Every record should be repeated exactly, except that pictures are left out.

### LISTED ENTRIES:
# # # #

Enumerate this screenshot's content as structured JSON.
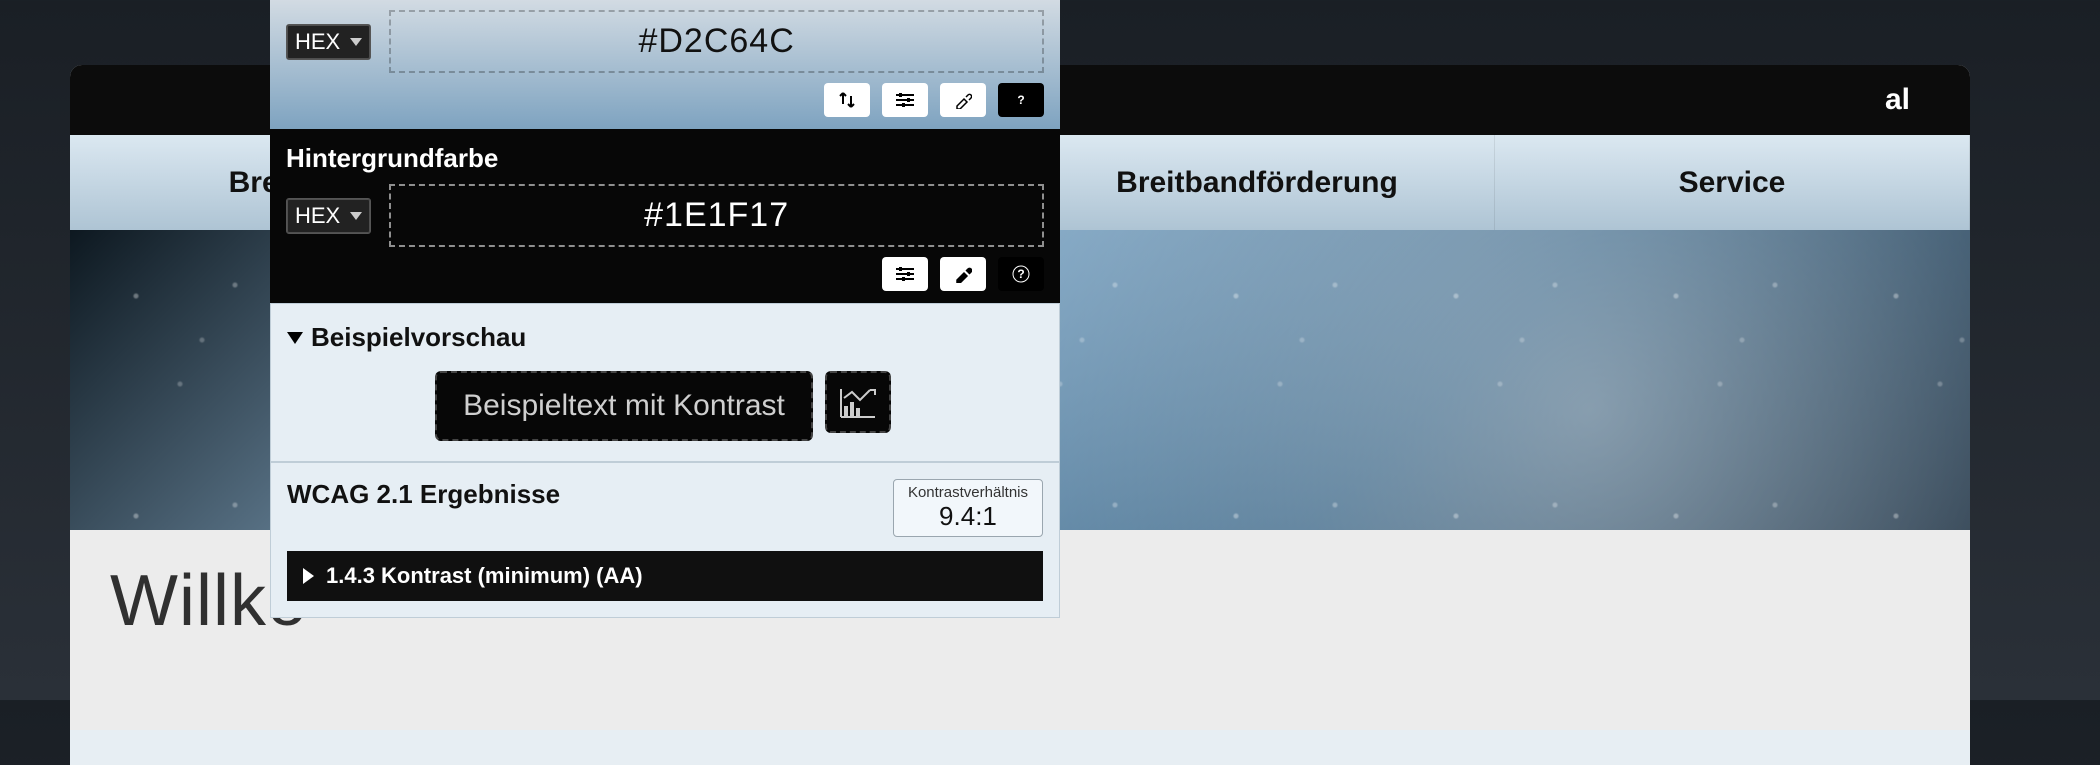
{
  "site": {
    "header_suffix": "al",
    "nav": {
      "item1": "Breitbanda",
      "item2": "Breitbandförderung",
      "item3": "Service"
    },
    "welcome": "Willko"
  },
  "tool": {
    "foreground": {
      "format": "HEX",
      "value": "#D2C64C"
    },
    "background": {
      "label": "Hintergrundfarbe",
      "format": "HEX",
      "value": "#1E1F17"
    },
    "preview": {
      "header": "Beispielvorschau",
      "sample_text": "Beispieltext mit Kontrast"
    },
    "results": {
      "title": "WCAG 2.1 Ergebnisse",
      "ratio_label": "Kontrastverhältnis",
      "ratio_value": "9.4:1",
      "criterion": "1.4.3 Kontrast (minimum) (AA)"
    }
  }
}
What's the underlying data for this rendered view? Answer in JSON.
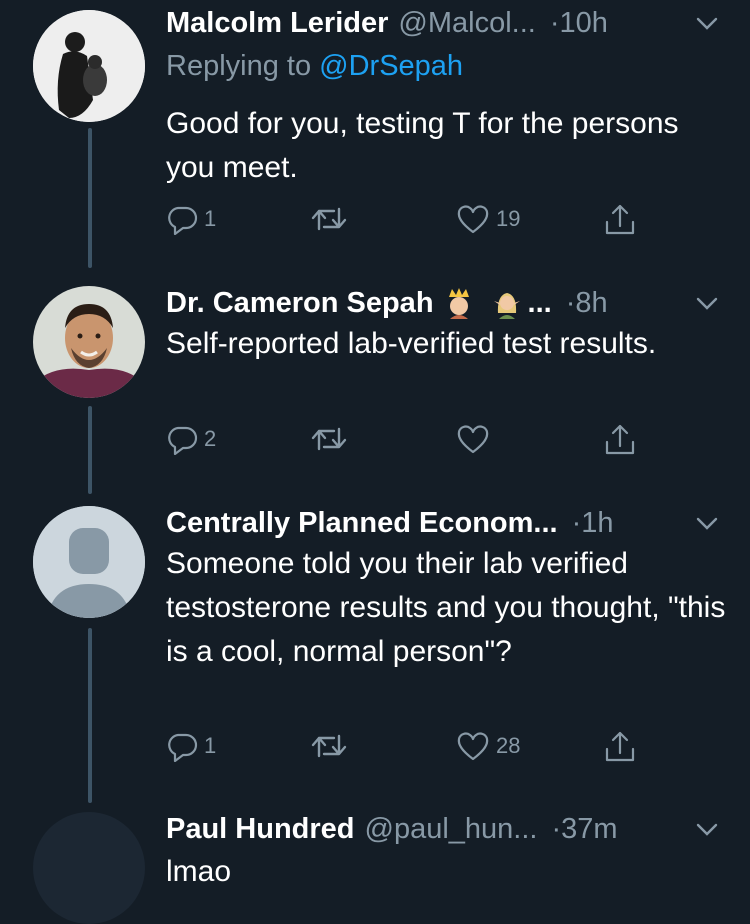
{
  "tweets": [
    {
      "name": "Malcolm Lerider",
      "handle": "@Malcol...",
      "time": "·10h",
      "reply_prefix": "Replying to ",
      "reply_mention": "@DrSepah",
      "text": "Good for you, testing T for the persons you meet.",
      "replies": "1",
      "retweets": "",
      "likes": "19"
    },
    {
      "name": "Dr. Cameron Sepah",
      "name_suffix": "...",
      "time": "·8h",
      "text": "Self-reported lab-verified test results.",
      "replies": "2",
      "retweets": "",
      "likes": ""
    },
    {
      "name": "Centrally Planned Econom...",
      "time": "·1h",
      "text": "Someone told you their lab verified testosterone results and you thought, \"this is a cool, normal person\"?",
      "replies": "1",
      "retweets": "",
      "likes": "28"
    },
    {
      "name": "Paul Hundred",
      "handle": "@paul_hun...",
      "time": "·37m",
      "text": "lmao"
    }
  ],
  "colors": {
    "background": "#141d26",
    "secondary_text": "#8899a6",
    "link": "#1da1f2",
    "thread_line": "#3d5466"
  },
  "icons": [
    "reply-icon",
    "retweet-icon",
    "like-icon",
    "share-icon",
    "chevron-down-icon",
    "crown-emoji",
    "elf-emoji"
  ]
}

# # # #

### COMPLETE ANSWER:
Enumerate this screenshot's content as structured JSON.
{
  "site": {
    "header_suffix": "al",
    "nav": {
      "item1": "Breitbanda",
      "item2": "Breitbandförderung",
      "item3": "Service"
    },
    "welcome": "Willko"
  },
  "tool": {
    "foreground": {
      "format": "HEX",
      "value": "#D2C64C"
    },
    "background": {
      "label": "Hintergrundfarbe",
      "format": "HEX",
      "value": "#1E1F17"
    },
    "preview": {
      "header": "Beispielvorschau",
      "sample_text": "Beispieltext mit Kontrast"
    },
    "results": {
      "title": "WCAG 2.1 Ergebnisse",
      "ratio_label": "Kontrastverhältnis",
      "ratio_value": "9.4:1",
      "criterion": "1.4.3 Kontrast (minimum) (AA)"
    }
  }
}
What's the underlying data for this rendered view? Answer in JSON.
{
  "tweets": [
    {
      "name": "Malcolm Lerider",
      "handle": "@Malcol...",
      "time": "·10h",
      "reply_prefix": "Replying to ",
      "reply_mention": "@DrSepah",
      "text": "Good for you, testing T for the persons you meet.",
      "replies": "1",
      "retweets": "",
      "likes": "19"
    },
    {
      "name": "Dr. Cameron Sepah",
      "name_suffix": "...",
      "time": "·8h",
      "text": "Self-reported lab-verified test results.",
      "replies": "2",
      "retweets": "",
      "likes": ""
    },
    {
      "name": "Centrally Planned Econom...",
      "time": "·1h",
      "text": "Someone told you their lab verified testosterone results and you thought, \"this is a cool, normal person\"?",
      "replies": "1",
      "retweets": "",
      "likes": "28"
    },
    {
      "name": "Paul Hundred",
      "handle": "@paul_hun...",
      "time": "·37m",
      "text": "lmao"
    }
  ],
  "colors": {
    "background": "#141d26",
    "secondary_text": "#8899a6",
    "link": "#1da1f2",
    "thread_line": "#3d5466"
  },
  "icons": [
    "reply-icon",
    "retweet-icon",
    "like-icon",
    "share-icon",
    "chevron-down-icon",
    "crown-emoji",
    "elf-emoji"
  ]
}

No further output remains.